YOUR INSTRUCTIONS:
Search the records for "comodidad". Copy every line where it appears.

INPUT MATERIAL:

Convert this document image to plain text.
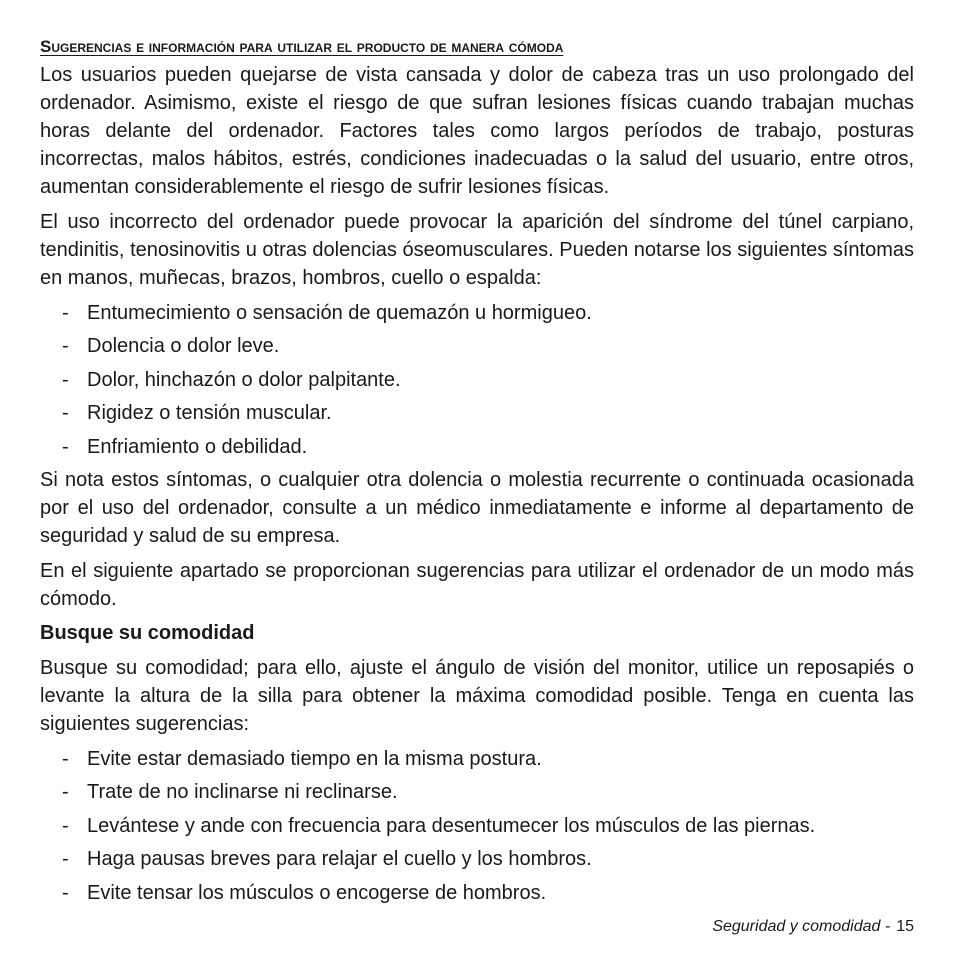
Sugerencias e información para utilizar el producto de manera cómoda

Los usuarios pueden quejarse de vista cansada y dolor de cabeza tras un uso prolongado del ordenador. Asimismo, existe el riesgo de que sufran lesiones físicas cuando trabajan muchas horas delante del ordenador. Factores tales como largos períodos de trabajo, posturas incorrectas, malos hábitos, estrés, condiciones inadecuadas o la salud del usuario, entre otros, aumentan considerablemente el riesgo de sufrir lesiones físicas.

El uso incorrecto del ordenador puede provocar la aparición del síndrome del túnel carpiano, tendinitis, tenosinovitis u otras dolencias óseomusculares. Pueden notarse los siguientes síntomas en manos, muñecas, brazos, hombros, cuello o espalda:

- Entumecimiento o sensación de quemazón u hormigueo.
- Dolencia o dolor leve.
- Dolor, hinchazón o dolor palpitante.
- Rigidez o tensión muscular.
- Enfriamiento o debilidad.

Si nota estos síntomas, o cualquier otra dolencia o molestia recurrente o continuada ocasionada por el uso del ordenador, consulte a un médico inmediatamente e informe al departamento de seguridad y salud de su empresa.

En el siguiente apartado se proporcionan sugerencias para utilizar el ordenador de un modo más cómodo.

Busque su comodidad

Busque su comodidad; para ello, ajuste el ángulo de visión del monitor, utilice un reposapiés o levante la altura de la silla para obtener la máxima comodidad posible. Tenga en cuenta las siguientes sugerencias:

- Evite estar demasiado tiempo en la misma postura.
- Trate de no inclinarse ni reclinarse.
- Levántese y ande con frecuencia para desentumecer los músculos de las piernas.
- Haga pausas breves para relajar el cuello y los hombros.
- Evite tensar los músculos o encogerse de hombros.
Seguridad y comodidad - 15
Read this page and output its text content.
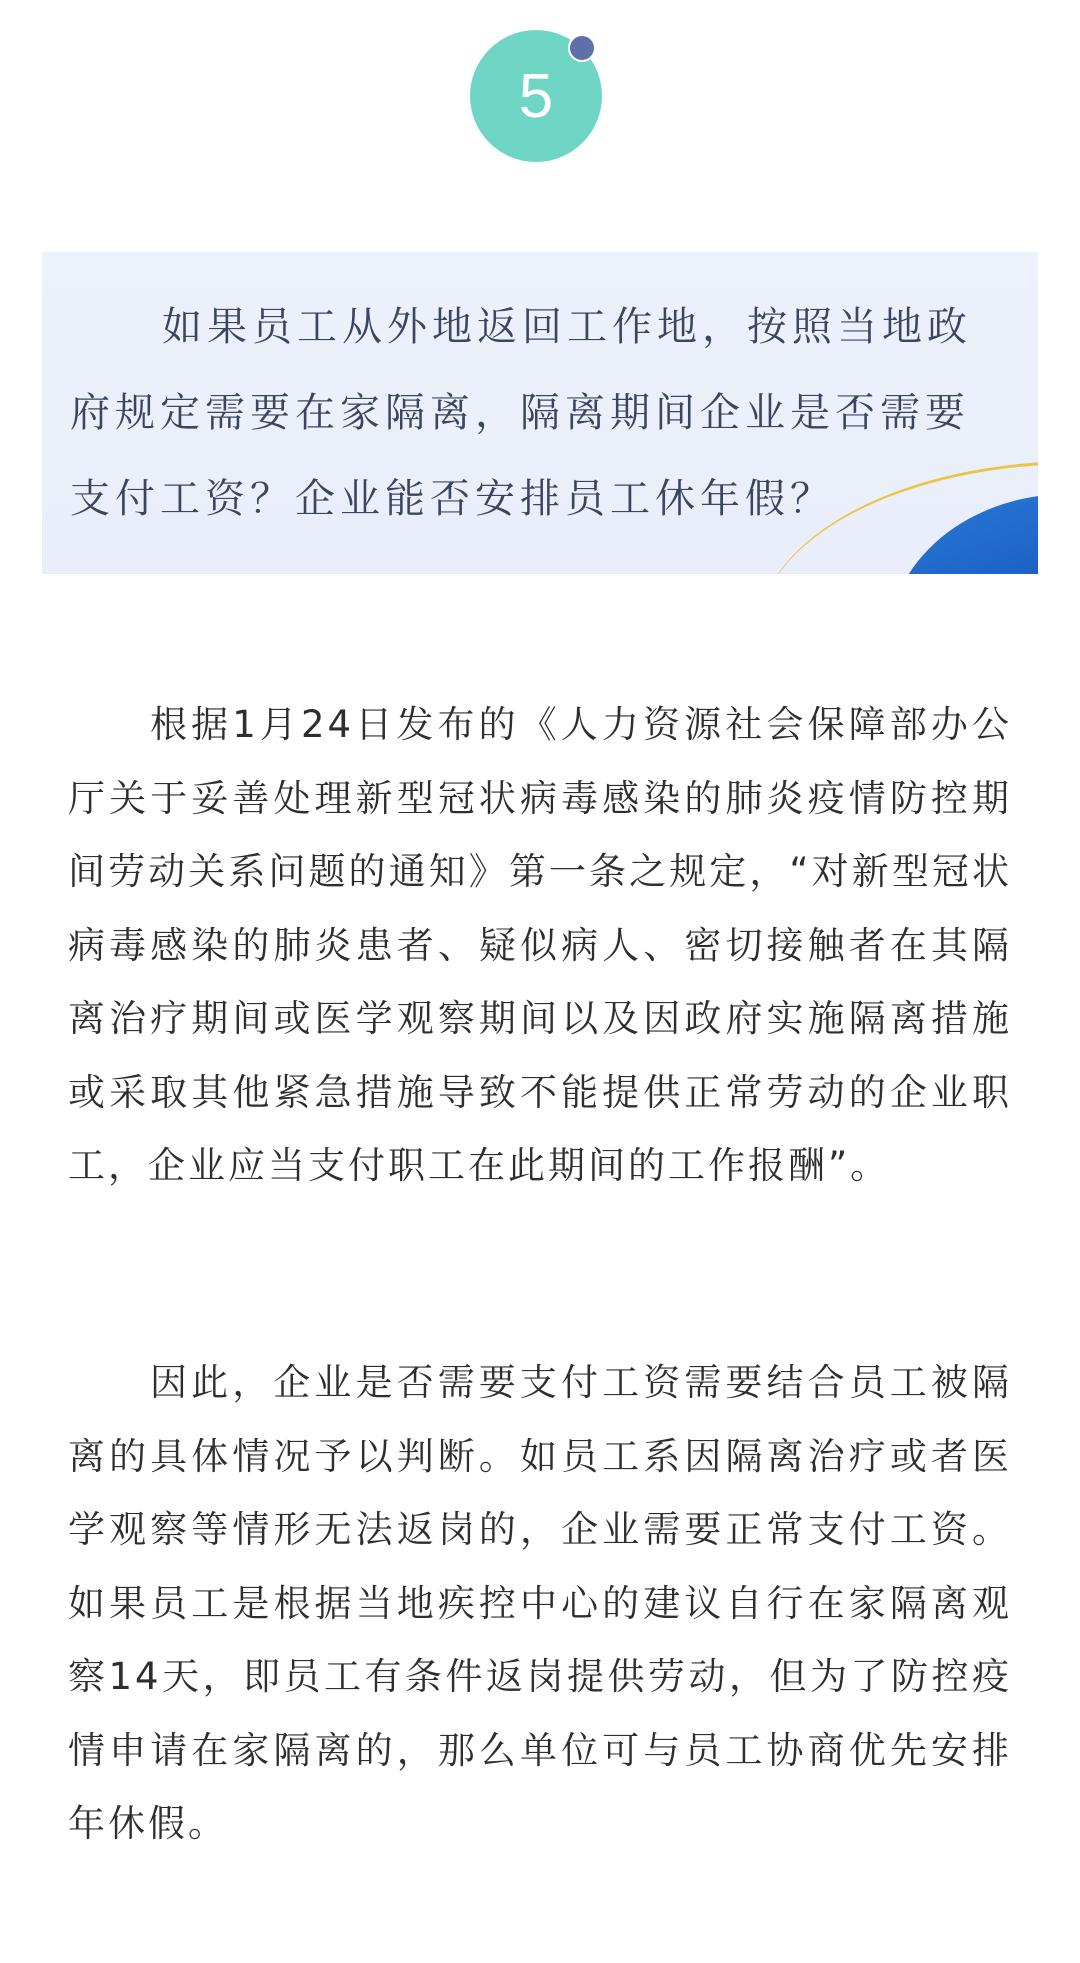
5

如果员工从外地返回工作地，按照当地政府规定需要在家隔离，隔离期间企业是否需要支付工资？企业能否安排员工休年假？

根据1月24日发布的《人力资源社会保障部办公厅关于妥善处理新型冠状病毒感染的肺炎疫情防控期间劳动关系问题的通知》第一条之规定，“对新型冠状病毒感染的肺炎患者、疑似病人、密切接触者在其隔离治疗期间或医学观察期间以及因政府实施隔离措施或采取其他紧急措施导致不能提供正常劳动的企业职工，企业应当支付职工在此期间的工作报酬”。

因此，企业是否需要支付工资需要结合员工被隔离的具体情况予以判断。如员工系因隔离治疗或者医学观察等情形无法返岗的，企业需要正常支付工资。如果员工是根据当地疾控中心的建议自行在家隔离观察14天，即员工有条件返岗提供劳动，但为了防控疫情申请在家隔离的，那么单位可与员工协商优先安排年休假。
* * *
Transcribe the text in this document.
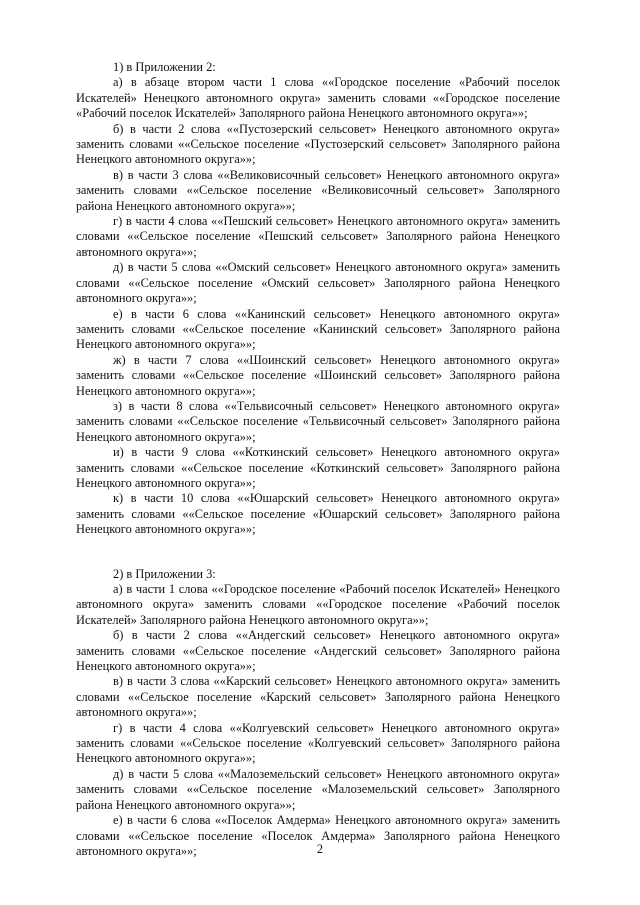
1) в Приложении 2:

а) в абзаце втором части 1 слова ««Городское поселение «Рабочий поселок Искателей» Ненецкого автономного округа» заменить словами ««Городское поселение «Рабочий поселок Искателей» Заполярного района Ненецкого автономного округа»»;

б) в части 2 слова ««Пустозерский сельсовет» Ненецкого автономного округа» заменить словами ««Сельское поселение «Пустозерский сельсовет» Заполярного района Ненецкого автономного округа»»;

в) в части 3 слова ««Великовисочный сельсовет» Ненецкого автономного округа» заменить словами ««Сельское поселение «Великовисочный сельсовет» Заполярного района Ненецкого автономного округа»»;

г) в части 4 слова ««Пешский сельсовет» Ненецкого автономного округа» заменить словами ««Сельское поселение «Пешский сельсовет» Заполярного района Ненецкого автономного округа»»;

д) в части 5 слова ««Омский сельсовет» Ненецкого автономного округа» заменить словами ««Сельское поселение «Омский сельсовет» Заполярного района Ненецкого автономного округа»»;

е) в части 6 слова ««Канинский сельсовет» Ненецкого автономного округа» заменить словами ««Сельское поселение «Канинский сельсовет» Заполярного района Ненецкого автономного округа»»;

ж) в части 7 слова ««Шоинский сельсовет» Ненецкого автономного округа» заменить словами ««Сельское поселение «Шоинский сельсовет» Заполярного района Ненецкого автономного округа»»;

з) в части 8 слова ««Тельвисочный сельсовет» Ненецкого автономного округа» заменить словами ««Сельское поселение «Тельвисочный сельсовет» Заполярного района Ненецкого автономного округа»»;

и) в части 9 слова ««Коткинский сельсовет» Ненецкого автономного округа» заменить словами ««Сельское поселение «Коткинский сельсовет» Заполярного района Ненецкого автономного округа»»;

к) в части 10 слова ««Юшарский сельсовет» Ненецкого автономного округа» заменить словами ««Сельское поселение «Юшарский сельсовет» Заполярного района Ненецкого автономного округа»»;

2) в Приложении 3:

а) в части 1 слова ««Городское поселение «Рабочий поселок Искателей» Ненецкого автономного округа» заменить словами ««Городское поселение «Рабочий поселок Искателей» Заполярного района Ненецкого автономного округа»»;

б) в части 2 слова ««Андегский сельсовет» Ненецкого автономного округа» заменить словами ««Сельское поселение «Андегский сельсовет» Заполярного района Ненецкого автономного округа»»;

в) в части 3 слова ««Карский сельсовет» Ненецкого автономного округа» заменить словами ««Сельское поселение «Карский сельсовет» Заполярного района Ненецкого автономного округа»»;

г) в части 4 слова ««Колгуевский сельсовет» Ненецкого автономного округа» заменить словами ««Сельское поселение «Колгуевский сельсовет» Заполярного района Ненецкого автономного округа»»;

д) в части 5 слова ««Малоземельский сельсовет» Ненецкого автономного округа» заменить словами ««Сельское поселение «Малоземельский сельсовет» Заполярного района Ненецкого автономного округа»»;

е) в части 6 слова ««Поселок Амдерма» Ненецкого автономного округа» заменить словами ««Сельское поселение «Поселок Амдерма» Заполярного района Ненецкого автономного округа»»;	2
...
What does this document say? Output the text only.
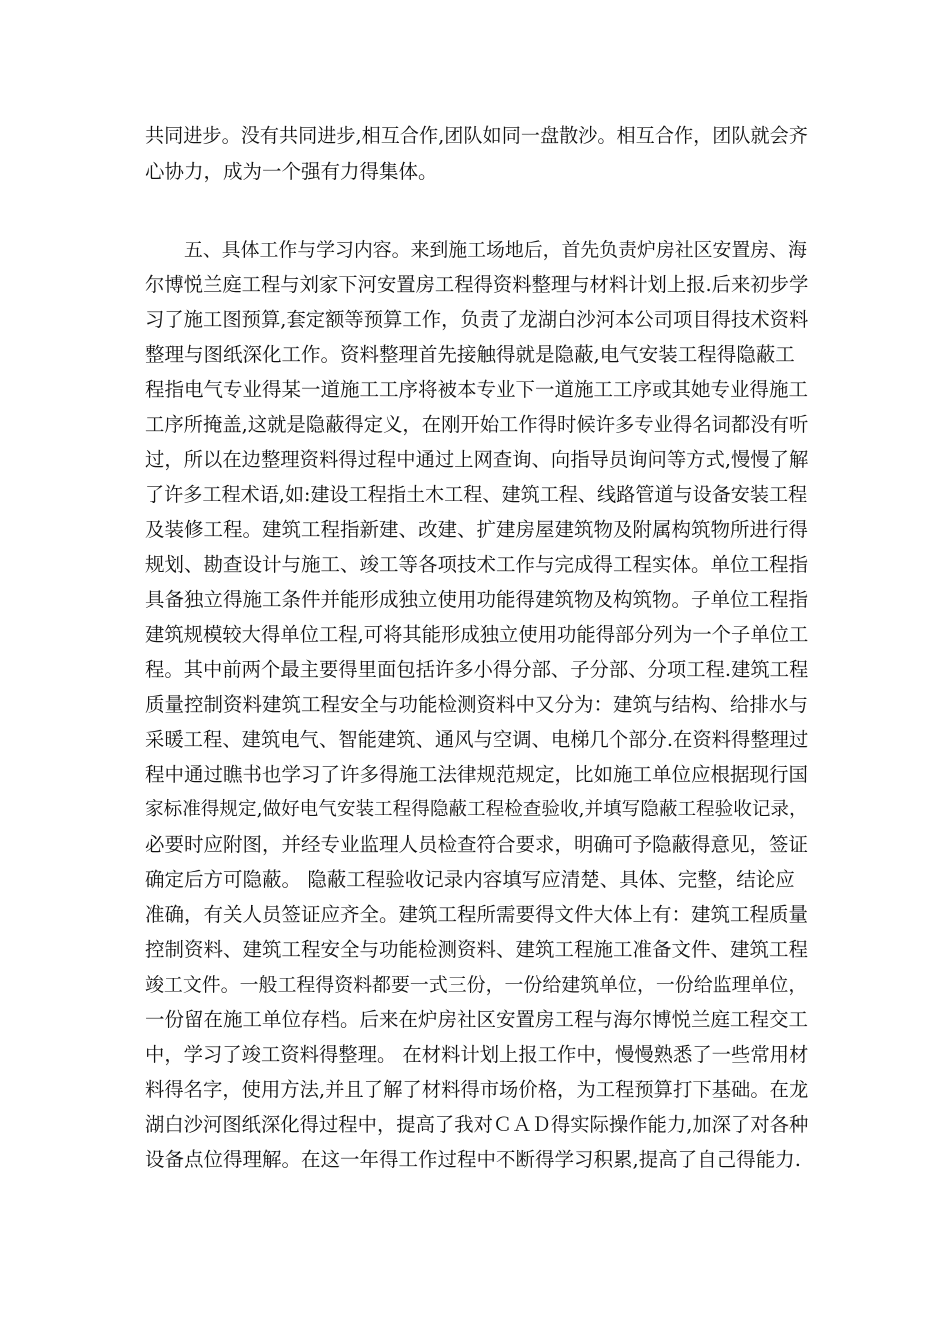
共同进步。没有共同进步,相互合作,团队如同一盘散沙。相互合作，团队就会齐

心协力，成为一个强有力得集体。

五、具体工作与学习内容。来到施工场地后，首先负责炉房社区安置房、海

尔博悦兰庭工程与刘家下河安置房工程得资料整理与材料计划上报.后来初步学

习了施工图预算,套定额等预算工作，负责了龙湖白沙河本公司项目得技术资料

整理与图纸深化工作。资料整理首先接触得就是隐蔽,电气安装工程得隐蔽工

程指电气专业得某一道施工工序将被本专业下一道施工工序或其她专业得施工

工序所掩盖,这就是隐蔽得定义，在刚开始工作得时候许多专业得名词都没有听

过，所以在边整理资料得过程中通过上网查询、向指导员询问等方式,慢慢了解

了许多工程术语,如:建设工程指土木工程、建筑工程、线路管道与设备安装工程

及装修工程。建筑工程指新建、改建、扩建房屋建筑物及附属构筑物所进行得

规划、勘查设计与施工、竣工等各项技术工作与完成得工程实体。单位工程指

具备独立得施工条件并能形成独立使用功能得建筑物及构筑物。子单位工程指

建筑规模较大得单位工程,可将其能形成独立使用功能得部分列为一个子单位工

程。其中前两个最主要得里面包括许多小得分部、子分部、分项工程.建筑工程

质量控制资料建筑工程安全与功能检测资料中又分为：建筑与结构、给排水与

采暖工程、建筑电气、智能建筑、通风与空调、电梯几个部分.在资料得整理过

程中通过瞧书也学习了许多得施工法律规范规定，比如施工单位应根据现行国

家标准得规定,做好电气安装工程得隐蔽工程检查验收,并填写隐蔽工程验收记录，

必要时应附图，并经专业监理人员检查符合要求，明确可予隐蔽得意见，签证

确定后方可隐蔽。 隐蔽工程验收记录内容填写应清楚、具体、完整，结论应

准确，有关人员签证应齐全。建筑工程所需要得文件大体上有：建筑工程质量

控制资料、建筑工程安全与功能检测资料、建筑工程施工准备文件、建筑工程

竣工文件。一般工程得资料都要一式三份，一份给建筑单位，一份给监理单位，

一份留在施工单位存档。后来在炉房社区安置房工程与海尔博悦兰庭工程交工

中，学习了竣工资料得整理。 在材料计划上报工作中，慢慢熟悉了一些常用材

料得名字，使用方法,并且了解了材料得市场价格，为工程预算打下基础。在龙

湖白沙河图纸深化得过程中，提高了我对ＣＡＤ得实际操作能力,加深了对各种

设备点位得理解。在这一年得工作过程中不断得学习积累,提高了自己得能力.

WRITTEN SOLUTION:
Busque su comodidad
Busque su comodidad; para ello, ajuste el ángulo de visión del monitor, utilice un reposapiés o levante la altura de la silla para obtener la máxima comodidad posible. Tenga en cuenta las siguientes sugerencias:
Seguridad y comodidad - 15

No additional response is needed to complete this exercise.